WHAT THE TASK REQUIRES: Select from the records below every line that has the word "earlier" in it.

[Start EXCERPTED DATA]

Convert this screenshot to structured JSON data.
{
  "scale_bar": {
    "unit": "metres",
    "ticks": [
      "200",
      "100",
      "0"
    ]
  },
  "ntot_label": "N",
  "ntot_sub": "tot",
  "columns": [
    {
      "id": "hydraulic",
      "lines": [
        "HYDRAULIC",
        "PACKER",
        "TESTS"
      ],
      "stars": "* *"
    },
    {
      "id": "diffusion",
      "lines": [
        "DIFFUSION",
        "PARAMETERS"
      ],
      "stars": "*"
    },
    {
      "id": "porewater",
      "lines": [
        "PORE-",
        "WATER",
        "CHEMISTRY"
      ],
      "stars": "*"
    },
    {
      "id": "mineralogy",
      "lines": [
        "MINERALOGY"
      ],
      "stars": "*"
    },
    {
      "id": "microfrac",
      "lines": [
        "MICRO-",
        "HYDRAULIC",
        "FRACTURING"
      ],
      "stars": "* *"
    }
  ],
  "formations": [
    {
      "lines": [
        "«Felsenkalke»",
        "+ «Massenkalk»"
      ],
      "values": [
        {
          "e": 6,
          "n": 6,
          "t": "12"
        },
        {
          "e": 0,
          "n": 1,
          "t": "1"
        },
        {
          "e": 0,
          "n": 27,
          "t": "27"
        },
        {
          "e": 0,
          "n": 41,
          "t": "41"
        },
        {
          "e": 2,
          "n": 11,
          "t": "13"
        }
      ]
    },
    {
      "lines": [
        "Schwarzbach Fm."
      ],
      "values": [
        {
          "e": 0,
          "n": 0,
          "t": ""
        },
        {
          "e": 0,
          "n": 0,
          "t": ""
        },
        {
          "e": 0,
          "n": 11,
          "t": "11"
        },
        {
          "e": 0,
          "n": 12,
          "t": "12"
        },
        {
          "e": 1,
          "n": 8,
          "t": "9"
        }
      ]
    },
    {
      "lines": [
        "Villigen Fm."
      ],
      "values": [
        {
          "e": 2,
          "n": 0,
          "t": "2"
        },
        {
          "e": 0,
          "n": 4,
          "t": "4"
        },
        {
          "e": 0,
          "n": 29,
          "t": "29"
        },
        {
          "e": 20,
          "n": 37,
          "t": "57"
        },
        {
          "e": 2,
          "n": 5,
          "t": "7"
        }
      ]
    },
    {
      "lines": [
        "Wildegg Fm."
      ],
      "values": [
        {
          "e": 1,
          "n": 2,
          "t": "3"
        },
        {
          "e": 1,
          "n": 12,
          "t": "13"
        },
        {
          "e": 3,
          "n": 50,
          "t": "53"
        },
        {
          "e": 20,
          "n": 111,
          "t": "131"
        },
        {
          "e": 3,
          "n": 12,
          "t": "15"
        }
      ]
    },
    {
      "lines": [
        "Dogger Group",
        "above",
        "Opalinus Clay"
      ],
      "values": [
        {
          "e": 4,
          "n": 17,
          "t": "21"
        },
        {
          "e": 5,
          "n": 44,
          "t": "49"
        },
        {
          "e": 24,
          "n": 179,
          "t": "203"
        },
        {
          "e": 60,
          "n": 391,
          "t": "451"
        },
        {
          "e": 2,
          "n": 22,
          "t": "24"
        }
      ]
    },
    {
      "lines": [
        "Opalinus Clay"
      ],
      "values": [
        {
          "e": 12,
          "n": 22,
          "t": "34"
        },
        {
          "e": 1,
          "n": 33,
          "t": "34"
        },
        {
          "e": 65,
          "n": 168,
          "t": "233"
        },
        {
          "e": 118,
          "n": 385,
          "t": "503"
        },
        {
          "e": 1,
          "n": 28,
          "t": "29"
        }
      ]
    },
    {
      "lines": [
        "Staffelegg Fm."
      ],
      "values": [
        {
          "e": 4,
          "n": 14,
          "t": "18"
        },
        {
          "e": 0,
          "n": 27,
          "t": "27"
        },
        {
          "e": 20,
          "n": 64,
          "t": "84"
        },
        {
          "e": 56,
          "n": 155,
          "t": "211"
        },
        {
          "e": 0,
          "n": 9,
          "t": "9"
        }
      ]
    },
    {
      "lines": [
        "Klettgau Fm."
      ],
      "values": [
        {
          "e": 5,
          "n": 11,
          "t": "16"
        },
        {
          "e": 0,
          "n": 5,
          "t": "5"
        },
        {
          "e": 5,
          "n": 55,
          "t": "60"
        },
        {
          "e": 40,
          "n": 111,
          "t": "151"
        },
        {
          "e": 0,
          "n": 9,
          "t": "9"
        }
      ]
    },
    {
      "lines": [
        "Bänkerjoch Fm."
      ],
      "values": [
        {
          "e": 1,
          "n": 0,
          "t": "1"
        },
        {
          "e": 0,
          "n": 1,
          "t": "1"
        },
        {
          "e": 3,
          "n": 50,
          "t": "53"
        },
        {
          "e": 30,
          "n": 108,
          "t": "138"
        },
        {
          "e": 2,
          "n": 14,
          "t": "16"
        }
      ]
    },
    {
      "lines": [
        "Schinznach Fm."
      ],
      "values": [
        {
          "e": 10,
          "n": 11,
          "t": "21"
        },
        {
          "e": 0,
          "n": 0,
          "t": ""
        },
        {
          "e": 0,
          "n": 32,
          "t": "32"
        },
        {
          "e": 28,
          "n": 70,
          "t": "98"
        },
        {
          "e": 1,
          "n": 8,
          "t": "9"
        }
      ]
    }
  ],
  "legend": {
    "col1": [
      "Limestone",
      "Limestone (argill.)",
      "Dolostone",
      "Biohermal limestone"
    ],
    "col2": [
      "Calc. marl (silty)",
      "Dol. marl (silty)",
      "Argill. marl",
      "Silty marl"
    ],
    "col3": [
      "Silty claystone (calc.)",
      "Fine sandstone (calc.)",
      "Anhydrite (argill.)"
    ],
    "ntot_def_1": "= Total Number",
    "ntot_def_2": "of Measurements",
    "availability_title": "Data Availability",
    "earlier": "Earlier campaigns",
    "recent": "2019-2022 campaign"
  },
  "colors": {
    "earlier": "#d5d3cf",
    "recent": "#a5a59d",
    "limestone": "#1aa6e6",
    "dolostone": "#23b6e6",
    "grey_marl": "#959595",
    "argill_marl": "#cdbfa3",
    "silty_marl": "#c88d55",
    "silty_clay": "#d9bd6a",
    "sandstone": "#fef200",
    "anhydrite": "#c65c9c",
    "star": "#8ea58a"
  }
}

[End EXCERPTED DATA]

EXERCISE RESPONSE:
    "earlier": "Earlier campaigns",
    "earlier": "#d5d3cf",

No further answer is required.